start Provided entries
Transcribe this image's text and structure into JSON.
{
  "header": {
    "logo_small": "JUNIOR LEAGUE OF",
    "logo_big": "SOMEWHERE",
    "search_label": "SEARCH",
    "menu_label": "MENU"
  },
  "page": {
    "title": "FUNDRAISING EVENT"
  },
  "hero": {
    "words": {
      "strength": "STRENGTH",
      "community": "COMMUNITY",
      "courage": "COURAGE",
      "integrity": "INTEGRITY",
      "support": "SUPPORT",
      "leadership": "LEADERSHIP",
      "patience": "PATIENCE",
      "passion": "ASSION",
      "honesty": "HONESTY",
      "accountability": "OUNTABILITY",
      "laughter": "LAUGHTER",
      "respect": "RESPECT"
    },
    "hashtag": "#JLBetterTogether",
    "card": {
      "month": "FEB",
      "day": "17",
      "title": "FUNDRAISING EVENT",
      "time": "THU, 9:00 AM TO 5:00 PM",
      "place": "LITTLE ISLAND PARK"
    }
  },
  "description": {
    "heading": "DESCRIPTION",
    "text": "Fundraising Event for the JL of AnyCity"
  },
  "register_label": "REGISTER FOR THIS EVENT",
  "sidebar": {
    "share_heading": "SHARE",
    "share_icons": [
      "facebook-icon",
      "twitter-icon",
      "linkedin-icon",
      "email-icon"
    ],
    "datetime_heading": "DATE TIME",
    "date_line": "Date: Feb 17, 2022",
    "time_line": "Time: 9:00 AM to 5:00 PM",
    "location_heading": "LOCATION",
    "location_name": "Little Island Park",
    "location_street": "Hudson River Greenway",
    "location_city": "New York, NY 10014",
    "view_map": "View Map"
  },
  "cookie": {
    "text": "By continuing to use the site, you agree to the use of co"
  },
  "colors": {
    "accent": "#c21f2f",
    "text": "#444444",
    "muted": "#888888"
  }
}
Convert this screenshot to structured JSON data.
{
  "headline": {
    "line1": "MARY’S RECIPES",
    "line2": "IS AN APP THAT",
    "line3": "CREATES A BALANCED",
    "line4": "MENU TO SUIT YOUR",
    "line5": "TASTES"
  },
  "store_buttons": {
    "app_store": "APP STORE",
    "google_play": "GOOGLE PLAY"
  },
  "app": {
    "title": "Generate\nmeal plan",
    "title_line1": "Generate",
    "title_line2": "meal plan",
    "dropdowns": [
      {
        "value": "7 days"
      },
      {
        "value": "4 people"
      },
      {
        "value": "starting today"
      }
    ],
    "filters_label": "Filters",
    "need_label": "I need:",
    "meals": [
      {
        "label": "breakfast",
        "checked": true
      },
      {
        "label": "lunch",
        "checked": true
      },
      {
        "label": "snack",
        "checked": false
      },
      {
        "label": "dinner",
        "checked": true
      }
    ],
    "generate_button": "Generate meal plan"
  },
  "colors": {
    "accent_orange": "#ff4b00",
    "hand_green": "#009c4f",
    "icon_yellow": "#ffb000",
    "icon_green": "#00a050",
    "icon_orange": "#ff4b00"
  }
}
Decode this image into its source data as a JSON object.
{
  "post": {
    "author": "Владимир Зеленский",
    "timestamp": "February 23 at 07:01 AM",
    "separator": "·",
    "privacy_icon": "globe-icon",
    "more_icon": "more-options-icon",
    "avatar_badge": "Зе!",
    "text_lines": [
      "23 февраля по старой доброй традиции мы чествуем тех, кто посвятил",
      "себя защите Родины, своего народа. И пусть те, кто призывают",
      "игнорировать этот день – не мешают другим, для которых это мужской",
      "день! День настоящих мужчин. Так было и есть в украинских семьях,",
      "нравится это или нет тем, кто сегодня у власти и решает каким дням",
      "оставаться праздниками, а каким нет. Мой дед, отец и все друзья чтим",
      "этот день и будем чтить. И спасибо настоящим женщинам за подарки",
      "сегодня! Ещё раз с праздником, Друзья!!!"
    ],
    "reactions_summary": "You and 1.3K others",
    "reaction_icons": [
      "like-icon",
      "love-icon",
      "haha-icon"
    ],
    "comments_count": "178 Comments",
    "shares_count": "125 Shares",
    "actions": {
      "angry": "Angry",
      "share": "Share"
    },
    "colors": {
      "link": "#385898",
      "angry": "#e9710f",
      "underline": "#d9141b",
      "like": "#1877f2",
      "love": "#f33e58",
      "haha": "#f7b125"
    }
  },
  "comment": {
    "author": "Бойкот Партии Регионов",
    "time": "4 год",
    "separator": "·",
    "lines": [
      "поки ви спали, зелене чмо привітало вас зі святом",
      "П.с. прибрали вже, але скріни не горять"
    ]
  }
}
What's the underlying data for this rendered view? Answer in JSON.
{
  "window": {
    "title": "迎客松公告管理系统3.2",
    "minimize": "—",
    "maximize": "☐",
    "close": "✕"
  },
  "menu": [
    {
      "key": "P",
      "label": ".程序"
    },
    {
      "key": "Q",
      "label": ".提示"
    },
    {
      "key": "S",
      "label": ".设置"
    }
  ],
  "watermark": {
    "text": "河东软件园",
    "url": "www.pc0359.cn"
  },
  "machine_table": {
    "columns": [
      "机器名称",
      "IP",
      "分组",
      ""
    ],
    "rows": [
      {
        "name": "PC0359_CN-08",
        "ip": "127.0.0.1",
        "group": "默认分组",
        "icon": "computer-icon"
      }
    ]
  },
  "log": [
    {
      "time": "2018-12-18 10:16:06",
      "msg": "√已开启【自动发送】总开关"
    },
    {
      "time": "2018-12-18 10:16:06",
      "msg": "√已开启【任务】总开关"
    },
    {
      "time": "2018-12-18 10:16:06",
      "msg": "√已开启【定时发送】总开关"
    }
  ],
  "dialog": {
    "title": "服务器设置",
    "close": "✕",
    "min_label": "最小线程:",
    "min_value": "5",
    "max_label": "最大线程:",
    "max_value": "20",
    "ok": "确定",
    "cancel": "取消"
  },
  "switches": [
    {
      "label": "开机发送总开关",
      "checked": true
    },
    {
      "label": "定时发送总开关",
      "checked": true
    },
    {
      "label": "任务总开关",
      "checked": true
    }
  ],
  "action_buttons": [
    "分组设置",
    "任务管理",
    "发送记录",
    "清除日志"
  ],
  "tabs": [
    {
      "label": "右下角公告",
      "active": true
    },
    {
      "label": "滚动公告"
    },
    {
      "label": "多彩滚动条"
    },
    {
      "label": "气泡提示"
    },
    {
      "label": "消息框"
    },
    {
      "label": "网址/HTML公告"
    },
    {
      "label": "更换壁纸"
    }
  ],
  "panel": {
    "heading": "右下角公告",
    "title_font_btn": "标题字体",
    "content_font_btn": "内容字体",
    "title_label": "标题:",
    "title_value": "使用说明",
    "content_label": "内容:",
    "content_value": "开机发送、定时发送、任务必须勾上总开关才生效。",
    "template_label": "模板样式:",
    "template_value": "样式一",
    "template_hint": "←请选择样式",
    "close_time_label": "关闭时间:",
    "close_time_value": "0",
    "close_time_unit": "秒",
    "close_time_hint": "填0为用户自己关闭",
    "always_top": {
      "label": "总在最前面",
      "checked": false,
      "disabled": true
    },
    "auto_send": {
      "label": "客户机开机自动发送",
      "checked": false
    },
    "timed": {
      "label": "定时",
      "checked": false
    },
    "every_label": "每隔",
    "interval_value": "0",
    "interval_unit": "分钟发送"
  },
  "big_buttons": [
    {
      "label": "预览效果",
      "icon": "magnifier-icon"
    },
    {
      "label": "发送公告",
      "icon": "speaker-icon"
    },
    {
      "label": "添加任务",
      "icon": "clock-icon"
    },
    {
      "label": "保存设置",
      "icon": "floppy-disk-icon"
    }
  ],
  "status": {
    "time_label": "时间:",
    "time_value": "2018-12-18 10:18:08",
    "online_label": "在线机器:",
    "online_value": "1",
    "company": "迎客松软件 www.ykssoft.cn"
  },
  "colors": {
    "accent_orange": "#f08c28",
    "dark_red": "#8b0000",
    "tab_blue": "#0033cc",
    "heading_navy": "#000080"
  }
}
end Provided entries
■ **Task description**: List all lines in the material containing the string "into".

■ **Solution to this task**:
Transcribe this image's text and structure into JSON.
Decode this image into its source data as a JSON object.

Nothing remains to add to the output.